BEGIN Selected passage
I have spent a significant amount of time documenting the most unsettling and historically grounded paranormal phenomena in Turkey. Some cases are mere folklore, but others possess a physical reality that challenges our understanding of the natural world. This is perhaps one of the most chilling anomalies I have encountered: the story of the "Issız Cuma" (Solitary Friday) cemetery.
In the remote landscape of Çanakkale, between the villages of Seyvan and Çakıroba, stands a structure from the year 1335. The mosque itself is an architectural anomaly—a looming, manor-like building that feels entirely detached from its surroundings. However, it is the 680-year-old graveyard encircling it that serves as the focal point for a phenomenon that defies the laws of soil, decay, and death.
END Selected passage
* Requirements:
**A)** According to the cemetery passage, between which two villages does the structure from 1335 stand?
**B)** Extract the wording of the cemetery passage from "In the remote" to "decay, and death.".
Base each answer solely on the cemetery passage.
BEGIN Items
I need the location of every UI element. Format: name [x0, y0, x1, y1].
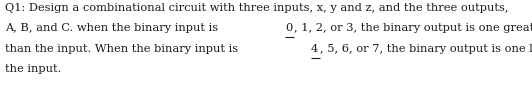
Text: , 1, 2, or 3, the binary output is one greater: , 1, 2, or 3, the binary output is one g… — [294, 23, 532, 33]
Text: than the input. When the binary input is: than the input. When the binary input is — [5, 44, 242, 54]
Text: A, B, and C. when the binary input is: A, B, and C. when the binary input is — [5, 23, 222, 33]
Text: 4: 4 — [311, 44, 318, 54]
Text: Q1: Design a combinational circuit with three inputs, x, y and z, and the three : Q1: Design a combinational circuit with … — [5, 3, 509, 13]
Text: , 5, 6, or 7, the binary output is one less than: , 5, 6, or 7, the binary output is one l… — [320, 44, 532, 54]
Text: the input.: the input. — [5, 64, 62, 74]
Text: 0: 0 — [285, 23, 292, 33]
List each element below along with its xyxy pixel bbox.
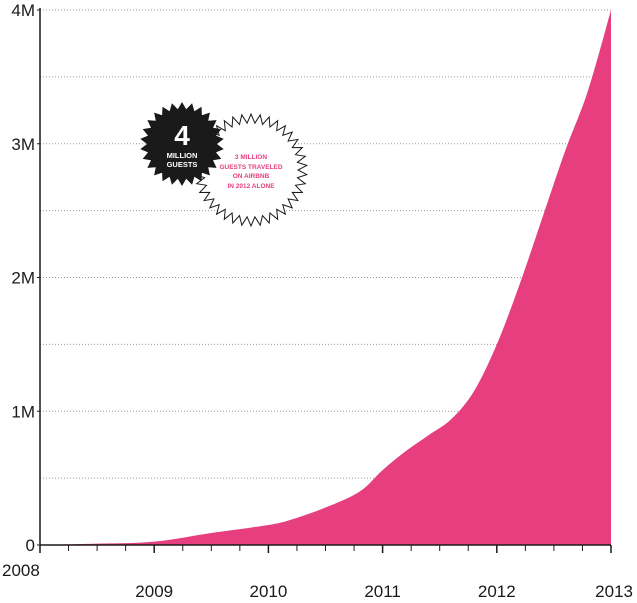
gridlines <box>40 9 611 479</box>
y-tick-label: 3M <box>11 135 35 154</box>
outline-badge-line-3: ON AIRBNB <box>233 173 270 180</box>
outline-badge-line-1: 3 MILLION <box>235 154 267 161</box>
y-axis-ticks: 0 1M 2M 3M 4M <box>11 1 40 555</box>
guests-area <box>40 10 611 545</box>
black-starburst-shape <box>140 102 224 186</box>
outline-badge-line-4: IN 2012 ALONE <box>227 183 275 190</box>
y-tick-label: 1M <box>11 402 35 421</box>
x-tick-label: 2012 <box>478 582 516 601</box>
y-tick-label: 2M <box>11 269 35 288</box>
x-tick-label: 2010 <box>249 582 287 601</box>
black-badge-line-2: GUESTS <box>167 160 198 169</box>
x-tick-label: 2011 <box>364 582 401 601</box>
black-badge-number: 4 <box>174 120 190 151</box>
x-tick-label: 2013 <box>595 582 633 601</box>
y-tick-label: 4M <box>11 1 35 20</box>
black-starburst-badge: 4 MILLION GUESTS <box>140 102 224 186</box>
black-badge-line-1: MILLION <box>167 151 198 160</box>
x-tick-label: 2009 <box>135 582 173 601</box>
outline-badge-line-2: GUESTS TRAVELED <box>219 164 282 171</box>
y-tick-label: 0 <box>26 536 35 555</box>
x-tick-label: 2008 <box>2 561 40 580</box>
x-axis-ticks: 2008 2009 2010 2011 2012 2013 <box>2 545 633 601</box>
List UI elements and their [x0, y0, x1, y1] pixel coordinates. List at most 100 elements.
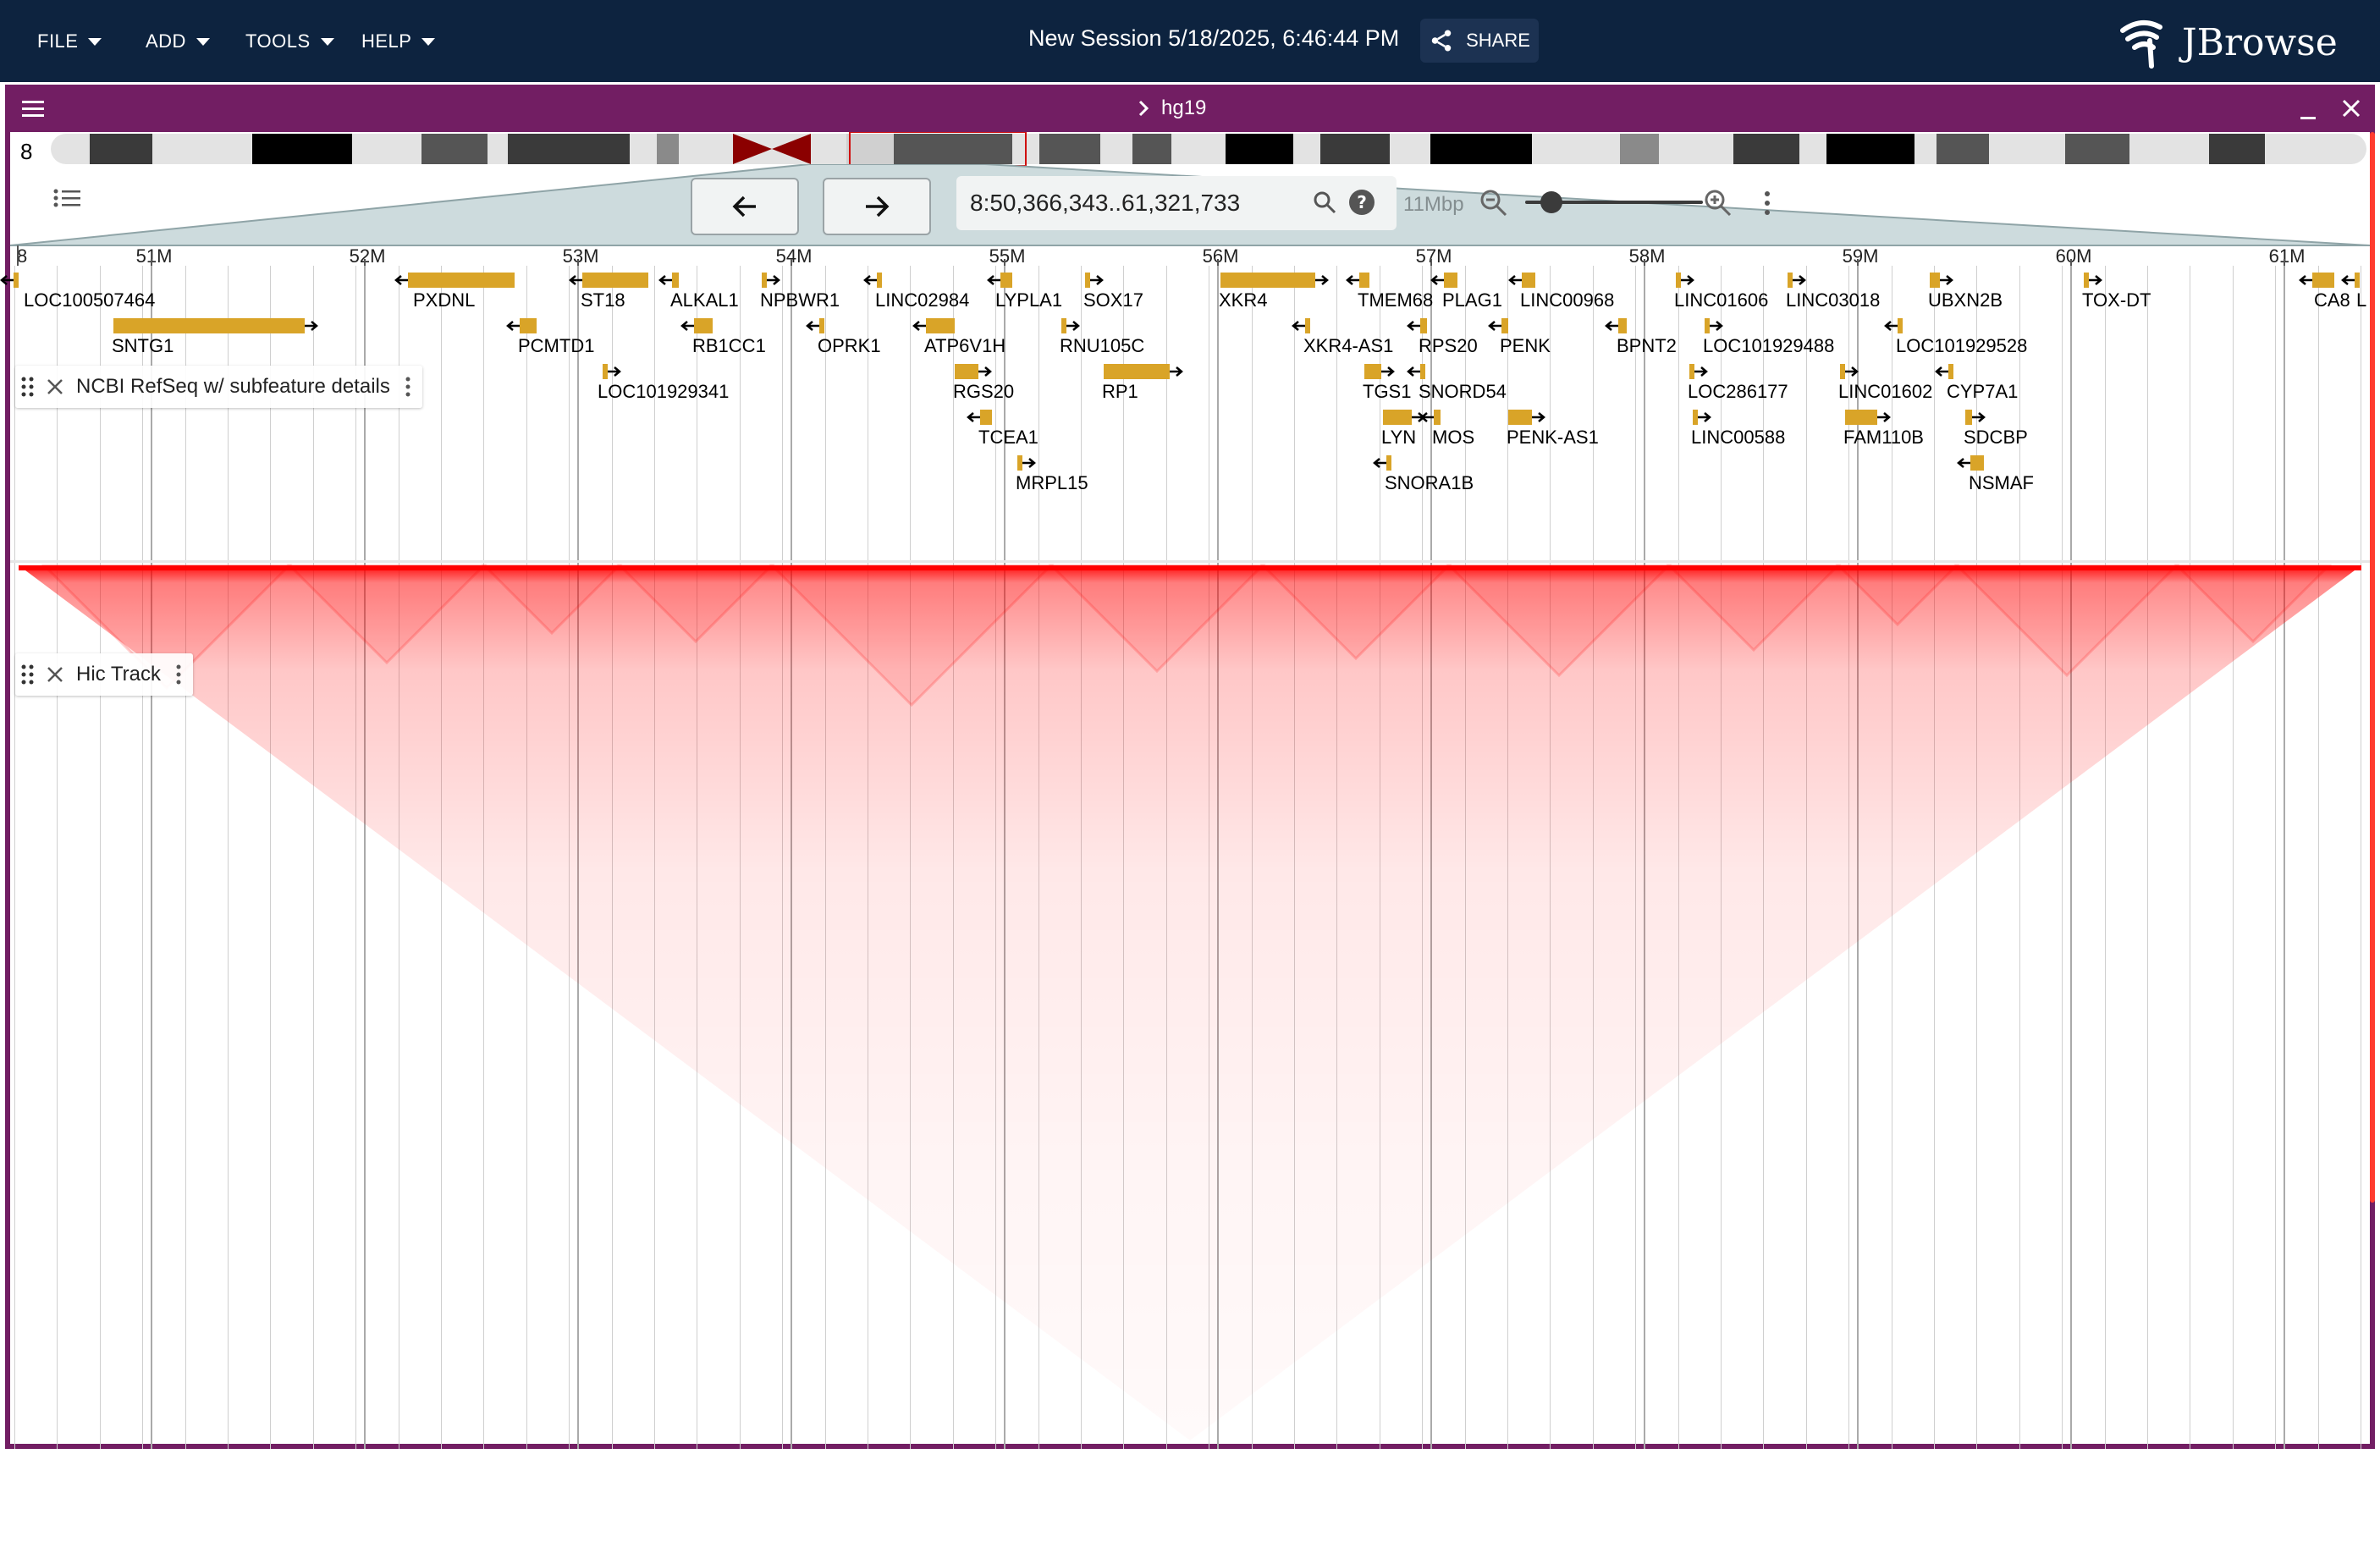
gene-label[interactable]: RB1CC1 [692, 335, 766, 356]
gene-label[interactable]: SOX17 [1083, 289, 1143, 311]
gene-label[interactable]: LINC02984 [875, 289, 970, 311]
gene-feature-pcmtd1[interactable] [504, 317, 552, 337]
gene-label[interactable]: CYP7A1 [1947, 381, 2019, 402]
gene-feature-penk-as1[interactable] [1493, 408, 1547, 428]
gene-label[interactable]: RPS20 [1419, 335, 1478, 356]
gene-label[interactable]: FAM110B [1843, 427, 1924, 448]
gene-label[interactable]: MOS [1432, 427, 1475, 448]
gene-feature-nsmaf[interactable] [1955, 454, 1999, 474]
zoom-slider-thumb[interactable] [1540, 191, 1562, 213]
minimize-icon[interactable] [2297, 100, 2319, 122]
gene-label[interactable]: LOC286177 [1688, 381, 1788, 402]
gene-label[interactable]: PXDNL [413, 289, 476, 311]
drag-handle-icon[interactable] [20, 663, 36, 686]
gene-feature-linc00968[interactable] [1507, 271, 1551, 291]
gene-label[interactable]: BPNT2 [1617, 335, 1677, 356]
gene-feature-tmem68[interactable] [1344, 271, 1385, 291]
gene-feature-linc01602[interactable] [1825, 362, 1860, 383]
gene-label[interactable]: LINC00968 [1520, 289, 1615, 311]
gene-feature-alkal1[interactable] [657, 271, 694, 291]
gene-feature-rp1[interactable] [1088, 362, 1185, 383]
gene-feature-xkr4-as1[interactable] [1290, 317, 1325, 337]
gene-label[interactable]: TCEA1 [978, 427, 1038, 448]
gene-feature-pxdnl[interactable] [393, 271, 530, 291]
gene-label[interactable]: ALKAL1 [670, 289, 739, 311]
gene-feature-sdcbp[interactable] [1950, 408, 1987, 428]
help-menu-button[interactable]: HELP [361, 24, 436, 59]
view-assembly-name[interactable]: hg19 [1138, 96, 1206, 120]
close-track-icon[interactable] [46, 377, 64, 396]
hic-contact-map[interactable] [10, 560, 2370, 1440]
help-icon[interactable]: ? [1347, 188, 1376, 217]
gene-feature-loc101929341[interactable] [587, 362, 623, 383]
gene-feature-sox17[interactable] [1070, 271, 1105, 291]
gene-feature-loc101929528[interactable] [1882, 317, 1918, 337]
gene-label[interactable]: LOC100507464 [24, 289, 156, 311]
location-input[interactable] [970, 188, 1300, 218]
tools-menu-button[interactable]: TOOLS [245, 24, 334, 59]
close-icon[interactable] [2339, 96, 2363, 120]
more-vert-icon[interactable] [1760, 188, 1774, 218]
gene-feature-bpnt2[interactable] [1603, 317, 1642, 337]
gene-feature-l[interactable] [2339, 271, 2375, 291]
gene-feature-rb1cc1[interactable] [679, 317, 728, 337]
zoom-in-icon[interactable] [1703, 188, 1733, 218]
gene-feature-fam110b[interactable] [1830, 408, 1892, 428]
gene-feature-lypla1[interactable] [985, 271, 1027, 291]
pan-right-button[interactable] [823, 178, 931, 235]
gene-label[interactable]: LOC101929341 [598, 381, 730, 402]
gene-feature-snord54[interactable] [1405, 362, 1441, 383]
file-menu-button[interactable]: FILE [37, 24, 102, 59]
gene-feature-rgs20[interactable] [939, 362, 994, 383]
gene-label[interactable]: NPBWR1 [760, 289, 840, 311]
gene-label[interactable]: XKR4-AS1 [1303, 335, 1394, 356]
track-selector-icon[interactable] [52, 188, 83, 212]
gene-feature-oprk1[interactable] [804, 317, 840, 337]
gene-feature-tgs1[interactable] [1349, 362, 1397, 383]
gene-feature-sntg1[interactable] [98, 317, 320, 337]
gene-feature-linc02984[interactable] [862, 271, 897, 291]
close-track-icon[interactable] [46, 665, 64, 684]
gene-label[interactable]: PENK [1500, 335, 1551, 356]
gene-feature-loc101929488[interactable] [1689, 317, 1725, 337]
gene-label[interactable]: LINC01606 [1674, 289, 1769, 311]
gene-feature-rnu105c[interactable] [1046, 317, 1082, 337]
gene-feature-cyp7a1[interactable] [1933, 362, 1969, 383]
gene-label[interactable]: ST18 [581, 289, 625, 311]
gene-feature-tox-dt[interactable] [2069, 271, 2104, 291]
gene-label[interactable]: UBXN2B [1928, 289, 2003, 311]
gene-label[interactable]: LOC101929488 [1703, 335, 1835, 356]
gene-label[interactable]: LYN [1381, 427, 1417, 448]
gene-feature-ubxn2b[interactable] [1914, 271, 1955, 291]
drag-handle-icon[interactable] [20, 375, 36, 399]
pan-left-button[interactable] [691, 178, 799, 235]
coordinate-ruler[interactable]: 8 51M 52M 53M 54M 55M 56M 57M 58M 59M 60M 61M [10, 245, 2370, 267]
gene-label[interactable]: LINC00588 [1691, 427, 1786, 448]
gene-label[interactable]: ATP6V1H [924, 335, 1006, 356]
gene-label[interactable]: SNORA1B [1385, 472, 1474, 493]
gene-feature-penk[interactable] [1486, 317, 1523, 337]
gene-label[interactable]: LOC101929528 [1896, 335, 2028, 356]
gene-label[interactable]: TMEM68 [1358, 289, 1434, 311]
track-menu-icon[interactable] [174, 663, 183, 686]
gene-label[interactable]: PLAG1 [1442, 289, 1502, 311]
track-menu-icon[interactable] [404, 375, 412, 399]
hic-track[interactable] [10, 560, 2370, 1449]
gene-label[interactable]: RNU105C [1060, 335, 1145, 356]
gene-feature-snora1b[interactable] [1371, 454, 1407, 474]
gene-label[interactable]: RGS20 [953, 381, 1015, 402]
gene-label[interactable]: L [2356, 289, 2367, 311]
gene-feature-npbwr1[interactable] [747, 271, 782, 291]
gene-label[interactable]: NSMAF [1969, 472, 2034, 493]
gene-feature-ca8[interactable] [2297, 271, 2350, 291]
gene-label[interactable]: LINC01602 [1838, 381, 1933, 402]
gene-feature-linc03018[interactable] [1772, 271, 1808, 291]
search-icon[interactable] [1312, 190, 1337, 215]
zoom-out-icon[interactable] [1479, 188, 1509, 218]
share-button[interactable]: SHARE [1420, 19, 1539, 63]
gene-feature-mos[interactable] [1419, 408, 1456, 428]
add-menu-button[interactable]: ADD [146, 24, 210, 59]
gene-label[interactable]: OPRK1 [818, 335, 881, 356]
refseq-track[interactable]: LOC100507464 SNTG1 PXDNL PCMTD1 ST18 LOC10192… [0, 269, 2370, 557]
gene-label[interactable]: LYPLA1 [995, 289, 1063, 311]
END Items
* Written responses:
**A)** It stands between the villages of Seyvan and Çakıroba.

**B)**
In the remote landscape of Çanakkale, between the villages of Seyvan and Çakıroba, stands a structure from the year 1335. The mosque itself is an architectural anomaly—a looming, manor-like building that feels entirely detached from its surroundings. However, it is the 680-year-old graveyard encircling it that serves as the focal point for a phenomenon that defies the laws of soil, decay, and death.